(Data entries for graphics)
-.-.-
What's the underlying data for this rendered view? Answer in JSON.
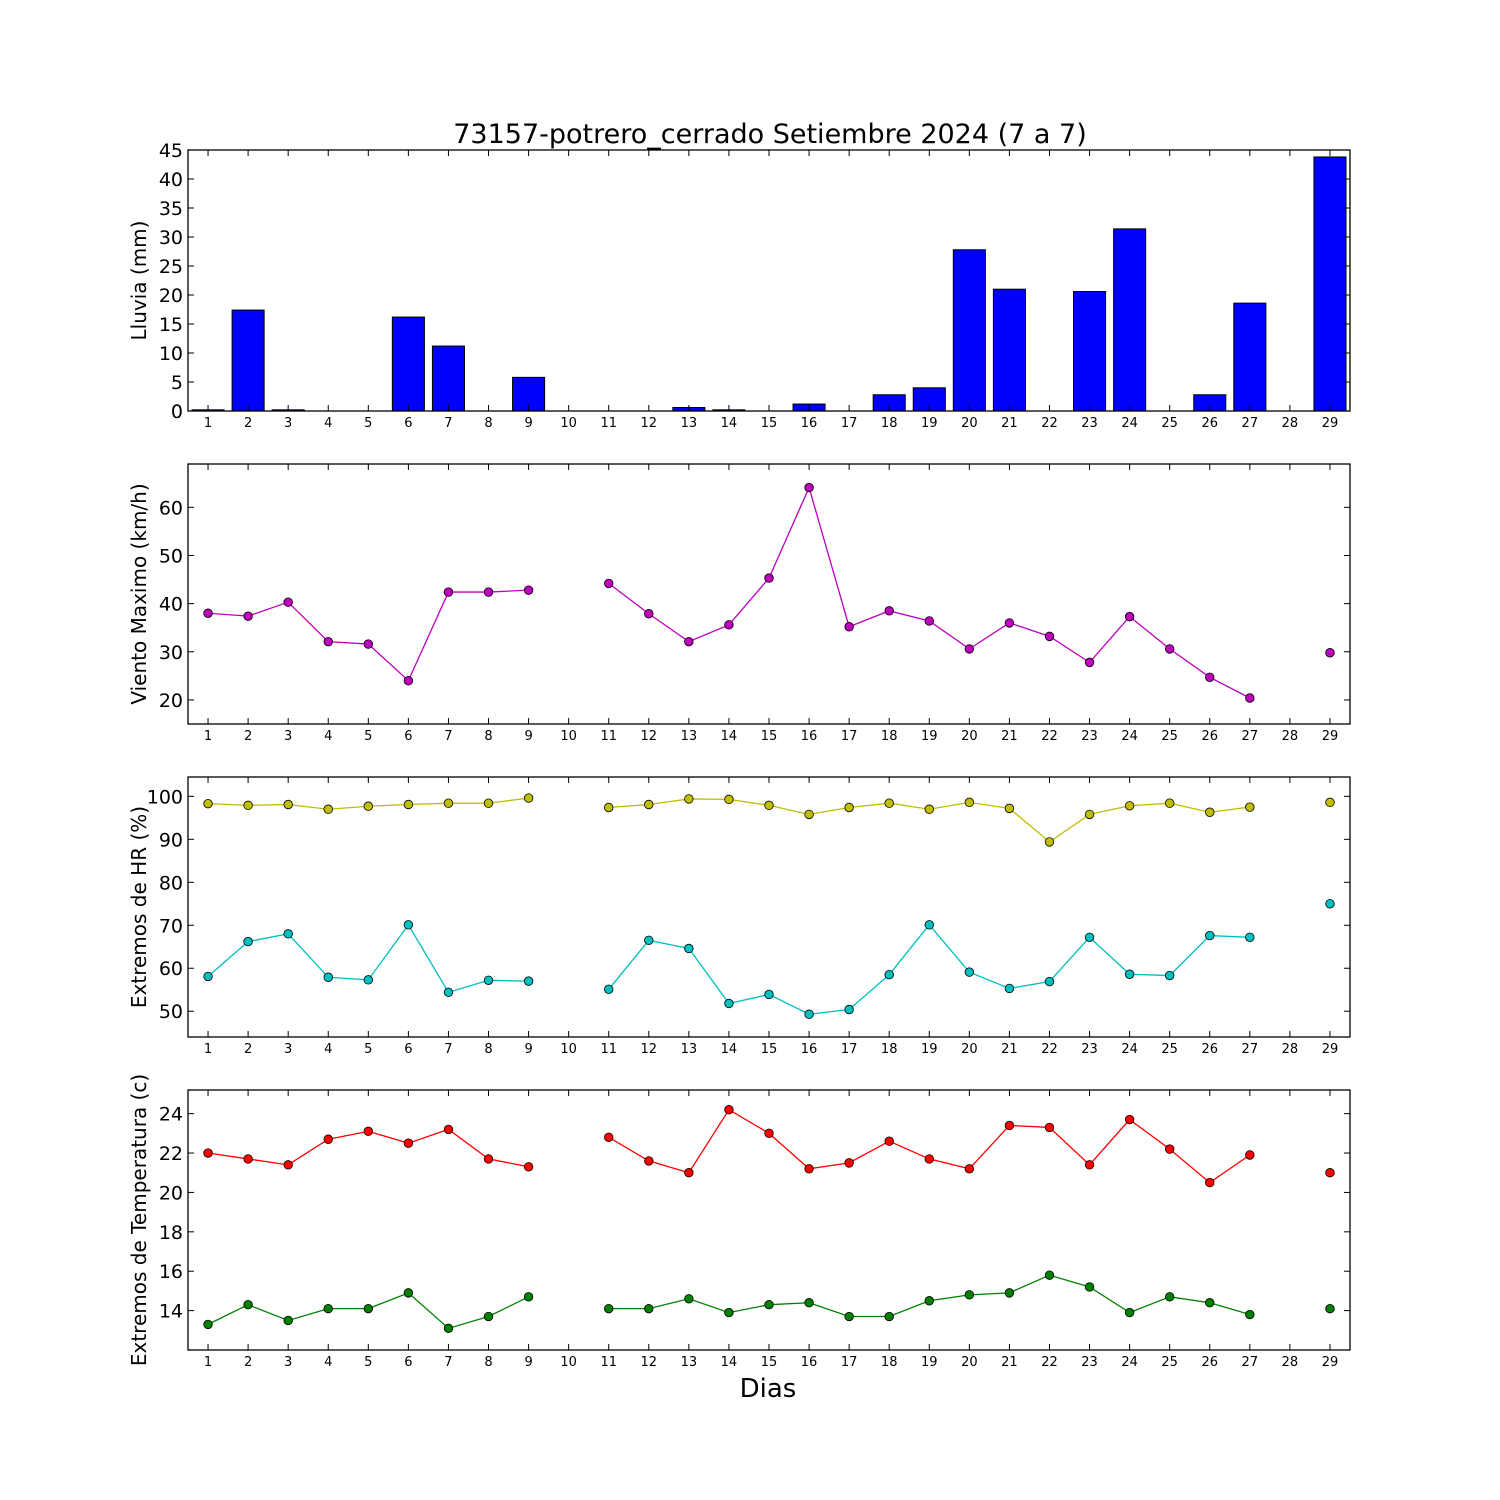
{
  "chart_data": [
    {
      "type": "bar",
      "title": "73157-potrero_cerrado Setiembre 2024  (7 a 7)",
      "ylabel": "Lluvia (mm)",
      "xlabel": "",
      "ylim": [
        0,
        45
      ],
      "yticks": [
        0,
        5,
        10,
        15,
        20,
        25,
        30,
        35,
        40,
        45
      ],
      "categories": [
        1,
        2,
        3,
        4,
        5,
        6,
        7,
        8,
        9,
        10,
        11,
        12,
        13,
        14,
        15,
        16,
        17,
        18,
        19,
        20,
        21,
        22,
        23,
        24,
        25,
        26,
        27,
        28,
        29
      ],
      "color": "#0000ff",
      "values": [
        0.2,
        17.4,
        0.2,
        0,
        0,
        16.2,
        11.2,
        null,
        5.8,
        0,
        0,
        0,
        0.6,
        0.2,
        0,
        1.2,
        0,
        2.8,
        4,
        27.8,
        21,
        null,
        20.6,
        31.4,
        0,
        2.8,
        18.6,
        null,
        43.8
      ]
    },
    {
      "type": "line",
      "ylabel": "Viento Maximo (km/h)",
      "xlabel": "",
      "ylim": [
        15,
        69
      ],
      "yticks": [
        20,
        30,
        40,
        50,
        60
      ],
      "categories": [
        1,
        2,
        3,
        4,
        5,
        6,
        7,
        8,
        9,
        10,
        11,
        12,
        13,
        14,
        15,
        16,
        17,
        18,
        19,
        20,
        21,
        22,
        23,
        24,
        25,
        26,
        27,
        28,
        29
      ],
      "series": [
        {
          "color": "#bf00bf",
          "values": [
            38,
            37.4,
            40.3,
            32.1,
            31.6,
            24,
            42.4,
            42.4,
            42.8,
            null,
            44.2,
            37.9,
            32.1,
            35.6,
            45.3,
            64.1,
            35.2,
            38.5,
            36.4,
            30.6,
            36,
            33.2,
            27.8,
            37.3,
            30.6,
            24.7,
            20.4,
            null,
            29.8
          ]
        }
      ]
    },
    {
      "type": "line",
      "ylabel": "Extremos de HR (%)",
      "xlabel": "",
      "ylim": [
        44,
        104.5
      ],
      "yticks": [
        50,
        60,
        70,
        80,
        90,
        100
      ],
      "categories": [
        1,
        2,
        3,
        4,
        5,
        6,
        7,
        8,
        9,
        10,
        11,
        12,
        13,
        14,
        15,
        16,
        17,
        18,
        19,
        20,
        21,
        22,
        23,
        24,
        25,
        26,
        27,
        28,
        29
      ],
      "series": [
        {
          "color": "#bfbf00",
          "values": [
            98.3,
            97.9,
            98.1,
            97,
            97.7,
            98.1,
            98.4,
            98.4,
            99.6,
            null,
            97.4,
            98.1,
            99.4,
            99.3,
            97.9,
            95.8,
            97.4,
            98.4,
            97,
            98.6,
            97.2,
            89.4,
            95.8,
            97.8,
            98.4,
            96.3,
            97.5,
            null,
            98.6
          ]
        },
        {
          "color": "#00bfbf",
          "values": [
            58.1,
            66.2,
            68,
            57.9,
            57.3,
            70.1,
            54.4,
            57.2,
            57,
            null,
            55.1,
            66.5,
            64.6,
            51.8,
            53.9,
            49.3,
            50.4,
            58.5,
            70.1,
            59.1,
            55.3,
            56.9,
            67.2,
            58.6,
            58.3,
            67.6,
            67.2,
            null,
            75
          ]
        }
      ]
    },
    {
      "type": "line",
      "ylabel": "Extremos de Temperatura (c)",
      "xlabel": "Dias",
      "ylim": [
        12,
        25.2
      ],
      "yticks": [
        14,
        16,
        18,
        20,
        22,
        24
      ],
      "categories": [
        1,
        2,
        3,
        4,
        5,
        6,
        7,
        8,
        9,
        10,
        11,
        12,
        13,
        14,
        15,
        16,
        17,
        18,
        19,
        20,
        21,
        22,
        23,
        24,
        25,
        26,
        27,
        28,
        29
      ],
      "series": [
        {
          "color": "#ff0000",
          "values": [
            22,
            21.7,
            21.4,
            22.7,
            23.1,
            22.5,
            23.2,
            21.7,
            21.3,
            null,
            22.8,
            21.6,
            21,
            24.2,
            23,
            21.2,
            21.5,
            22.6,
            21.7,
            21.2,
            23.4,
            23.3,
            21.4,
            23.7,
            22.2,
            20.5,
            21.9,
            null,
            21
          ]
        },
        {
          "color": "#008000",
          "values": [
            13.3,
            14.3,
            13.5,
            14.1,
            14.1,
            14.9,
            13.1,
            13.7,
            14.7,
            null,
            14.1,
            14.1,
            14.6,
            13.9,
            14.3,
            14.4,
            13.7,
            13.7,
            14.5,
            14.8,
            14.9,
            15.8,
            15.2,
            13.9,
            14.7,
            14.4,
            13.8,
            null,
            14.1
          ]
        }
      ]
    }
  ]
}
-.-.-
### Directions
The records above need to be restated word for word, with the pictures left out.

### Response to this exercise
What's the underlying data for this rendered view? Answer in JSON.
{
  "chart_data": [
    {
      "type": "bar",
      "title": "73157-potrero_cerrado Setiembre 2024  (7 a 7)",
      "ylabel": "Lluvia (mm)",
      "xlabel": "",
      "ylim": [
        0,
        45
      ],
      "yticks": [
        0,
        5,
        10,
        15,
        20,
        25,
        30,
        35,
        40,
        45
      ],
      "categories": [
        1,
        2,
        3,
        4,
        5,
        6,
        7,
        8,
        9,
        10,
        11,
        12,
        13,
        14,
        15,
        16,
        17,
        18,
        19,
        20,
        21,
        22,
        23,
        24,
        25,
        26,
        27,
        28,
        29
      ],
      "color": "#0000ff",
      "values": [
        0.2,
        17.4,
        0.2,
        0,
        0,
        16.2,
        11.2,
        null,
        5.8,
        0,
        0,
        0,
        0.6,
        0.2,
        0,
        1.2,
        0,
        2.8,
        4,
        27.8,
        21,
        null,
        20.6,
        31.4,
        0,
        2.8,
        18.6,
        null,
        43.8
      ]
    },
    {
      "type": "line",
      "ylabel": "Viento Maximo (km/h)",
      "xlabel": "",
      "ylim": [
        15,
        69
      ],
      "yticks": [
        20,
        30,
        40,
        50,
        60
      ],
      "categories": [
        1,
        2,
        3,
        4,
        5,
        6,
        7,
        8,
        9,
        10,
        11,
        12,
        13,
        14,
        15,
        16,
        17,
        18,
        19,
        20,
        21,
        22,
        23,
        24,
        25,
        26,
        27,
        28,
        29
      ],
      "series": [
        {
          "color": "#bf00bf",
          "values": [
            38,
            37.4,
            40.3,
            32.1,
            31.6,
            24,
            42.4,
            42.4,
            42.8,
            null,
            44.2,
            37.9,
            32.1,
            35.6,
            45.3,
            64.1,
            35.2,
            38.5,
            36.4,
            30.6,
            36,
            33.2,
            27.8,
            37.3,
            30.6,
            24.7,
            20.4,
            null,
            29.8
          ]
        }
      ]
    },
    {
      "type": "line",
      "ylabel": "Extremos de HR (%)",
      "xlabel": "",
      "ylim": [
        44,
        104.5
      ],
      "yticks": [
        50,
        60,
        70,
        80,
        90,
        100
      ],
      "categories": [
        1,
        2,
        3,
        4,
        5,
        6,
        7,
        8,
        9,
        10,
        11,
        12,
        13,
        14,
        15,
        16,
        17,
        18,
        19,
        20,
        21,
        22,
        23,
        24,
        25,
        26,
        27,
        28,
        29
      ],
      "series": [
        {
          "color": "#bfbf00",
          "values": [
            98.3,
            97.9,
            98.1,
            97,
            97.7,
            98.1,
            98.4,
            98.4,
            99.6,
            null,
            97.4,
            98.1,
            99.4,
            99.3,
            97.9,
            95.8,
            97.4,
            98.4,
            97,
            98.6,
            97.2,
            89.4,
            95.8,
            97.8,
            98.4,
            96.3,
            97.5,
            null,
            98.6
          ]
        },
        {
          "color": "#00bfbf",
          "values": [
            58.1,
            66.2,
            68,
            57.9,
            57.3,
            70.1,
            54.4,
            57.2,
            57,
            null,
            55.1,
            66.5,
            64.6,
            51.8,
            53.9,
            49.3,
            50.4,
            58.5,
            70.1,
            59.1,
            55.3,
            56.9,
            67.2,
            58.6,
            58.3,
            67.6,
            67.2,
            null,
            75
          ]
        }
      ]
    },
    {
      "type": "line",
      "ylabel": "Extremos de Temperatura (c)",
      "xlabel": "Dias",
      "ylim": [
        12,
        25.2
      ],
      "yticks": [
        14,
        16,
        18,
        20,
        22,
        24
      ],
      "categories": [
        1,
        2,
        3,
        4,
        5,
        6,
        7,
        8,
        9,
        10,
        11,
        12,
        13,
        14,
        15,
        16,
        17,
        18,
        19,
        20,
        21,
        22,
        23,
        24,
        25,
        26,
        27,
        28,
        29
      ],
      "series": [
        {
          "color": "#ff0000",
          "values": [
            22,
            21.7,
            21.4,
            22.7,
            23.1,
            22.5,
            23.2,
            21.7,
            21.3,
            null,
            22.8,
            21.6,
            21,
            24.2,
            23,
            21.2,
            21.5,
            22.6,
            21.7,
            21.2,
            23.4,
            23.3,
            21.4,
            23.7,
            22.2,
            20.5,
            21.9,
            null,
            21
          ]
        },
        {
          "color": "#008000",
          "values": [
            13.3,
            14.3,
            13.5,
            14.1,
            14.1,
            14.9,
            13.1,
            13.7,
            14.7,
            null,
            14.1,
            14.1,
            14.6,
            13.9,
            14.3,
            14.4,
            13.7,
            13.7,
            14.5,
            14.8,
            14.9,
            15.8,
            15.2,
            13.9,
            14.7,
            14.4,
            13.8,
            null,
            14.1
          ]
        }
      ]
    }
  ]
}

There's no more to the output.